# What is required:
Output each entry exactly; skip nothing.
+---+
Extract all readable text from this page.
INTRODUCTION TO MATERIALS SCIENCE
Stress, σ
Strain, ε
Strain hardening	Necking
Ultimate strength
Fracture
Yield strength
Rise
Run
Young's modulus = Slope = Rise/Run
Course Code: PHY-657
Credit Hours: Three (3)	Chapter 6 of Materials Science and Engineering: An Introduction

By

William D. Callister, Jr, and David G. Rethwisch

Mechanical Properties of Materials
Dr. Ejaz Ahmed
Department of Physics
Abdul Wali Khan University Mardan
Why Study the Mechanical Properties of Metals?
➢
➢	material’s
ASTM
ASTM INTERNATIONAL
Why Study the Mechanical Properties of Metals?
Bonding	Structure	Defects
+---+
# Result for this task:
Extract all readable text from this page.
INTRODUCTION TO MATERIALS SCIENCE
Stress, σ
Strain, ε
Strain hardening	Necking
Ultimate strength
Fracture
Yield strength
Rise
Run
Young's modulus = Slope = Rise/Run
Course Code: PHY-657
Credit Hours: Three (3)	Chapter 6 of Materials Science and Engineering: An Introduction

By

William D. Callister, Jr, and David G. Rethwisch

Mechanical Properties of Materials
Dr. Ejaz Ahmed
Department of Physics
Abdul Wali Khan University Mardan
Why Study the Mechanical Properties of Metals?
➢
➢	material’s
ASTM
ASTM INTERNATIONAL
Why Study the Mechanical Properties of Metals?
Bonding	Structure	Defects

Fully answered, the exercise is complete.